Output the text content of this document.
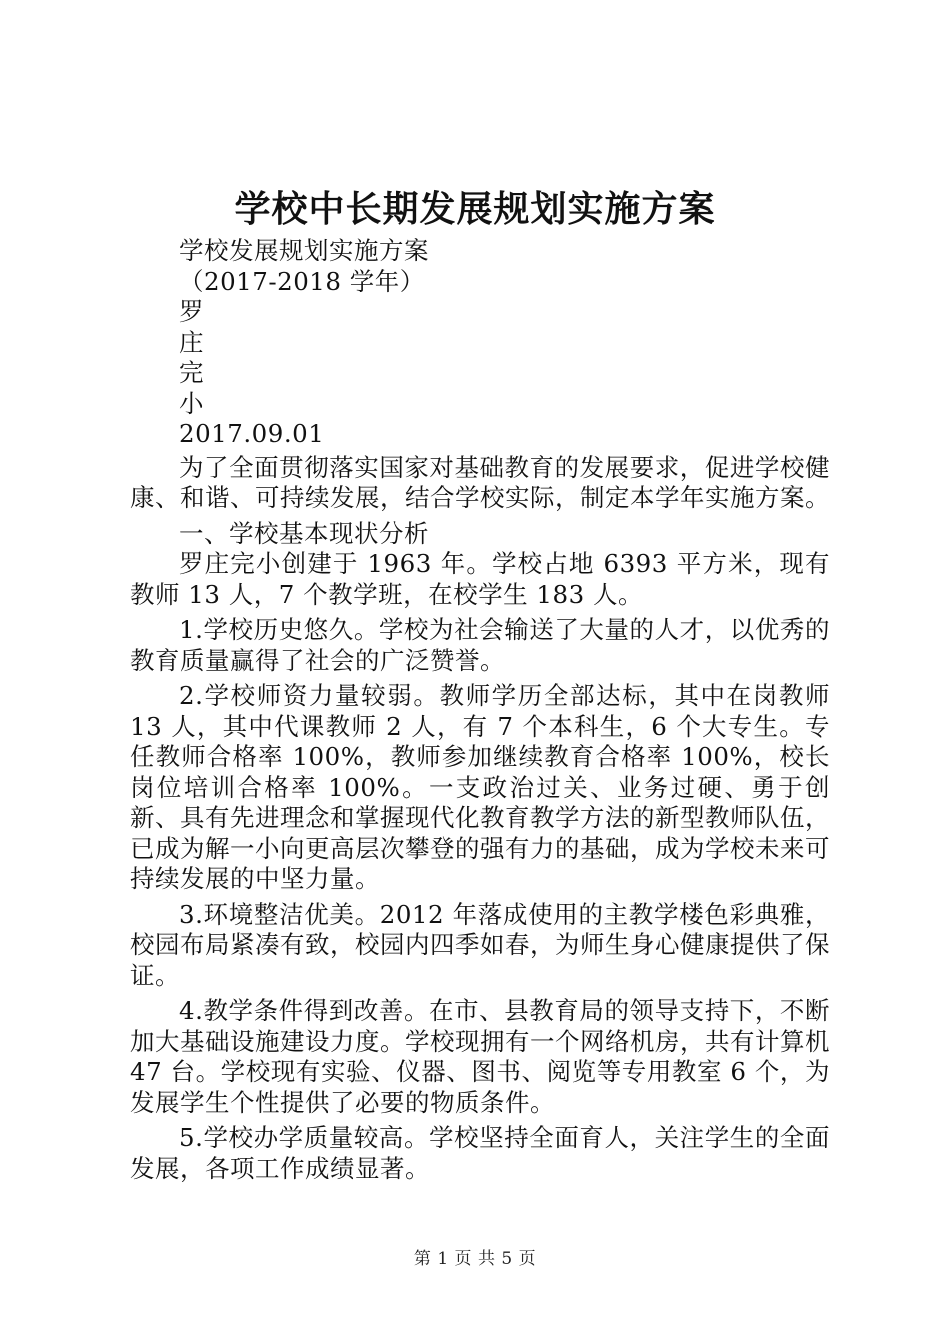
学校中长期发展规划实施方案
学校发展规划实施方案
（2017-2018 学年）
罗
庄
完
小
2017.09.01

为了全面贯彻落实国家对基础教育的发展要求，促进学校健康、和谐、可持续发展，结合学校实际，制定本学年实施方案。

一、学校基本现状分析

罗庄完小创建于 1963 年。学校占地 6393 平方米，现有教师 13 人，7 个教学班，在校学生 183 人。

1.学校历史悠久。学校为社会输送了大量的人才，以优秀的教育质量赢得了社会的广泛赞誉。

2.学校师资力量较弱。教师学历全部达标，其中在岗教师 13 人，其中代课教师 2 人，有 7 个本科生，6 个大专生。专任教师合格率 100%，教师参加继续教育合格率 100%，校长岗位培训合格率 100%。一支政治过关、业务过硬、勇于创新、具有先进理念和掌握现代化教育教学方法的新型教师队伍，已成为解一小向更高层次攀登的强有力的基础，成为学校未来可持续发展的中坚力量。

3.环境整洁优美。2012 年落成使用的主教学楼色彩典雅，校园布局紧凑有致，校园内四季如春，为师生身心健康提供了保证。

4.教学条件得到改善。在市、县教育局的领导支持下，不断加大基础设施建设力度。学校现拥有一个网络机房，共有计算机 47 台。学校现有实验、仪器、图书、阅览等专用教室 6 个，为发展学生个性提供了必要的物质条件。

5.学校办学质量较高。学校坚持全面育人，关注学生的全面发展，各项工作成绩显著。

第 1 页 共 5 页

- - - -

### Required task
Write out the records above once more, word for word, with no pictures.

### Reply
Output the text content of this document.
学校中长期发展规划实施方案
学校发展规划实施方案
（2017-2018 学年）
罗
庄
完
小
2017.09.01

为了全面贯彻落实国家对基础教育的发展要求，促进学校健康、和谐、可持续发展，结合学校实际，制定本学年实施方案。

一、学校基本现状分析

罗庄完小创建于 1963 年。学校占地 6393 平方米，现有教师 13 人，7 个教学班，在校学生 183 人。

1.学校历史悠久。学校为社会输送了大量的人才，以优秀的教育质量赢得了社会的广泛赞誉。

2.学校师资力量较弱。教师学历全部达标，其中在岗教师 13 人，其中代课教师 2 人，有 7 个本科生，6 个大专生。专任教师合格率 100%，教师参加继续教育合格率 100%，校长岗位培训合格率 100%。一支政治过关、业务过硬、勇于创新、具有先进理念和掌握现代化教育教学方法的新型教师队伍，已成为解一小向更高层次攀登的强有力的基础，成为学校未来可持续发展的中坚力量。

3.环境整洁优美。2012 年落成使用的主教学楼色彩典雅，校园布局紧凑有致，校园内四季如春，为师生身心健康提供了保证。

4.教学条件得到改善。在市、县教育局的领导支持下，不断加大基础设施建设力度。学校现拥有一个网络机房，共有计算机 47 台。学校现有实验、仪器、图书、阅览等专用教室 6 个，为发展学生个性提供了必要的物质条件。

5.学校办学质量较高。学校坚持全面育人，关注学生的全面发展，各项工作成绩显著。

第 1 页 共 5 页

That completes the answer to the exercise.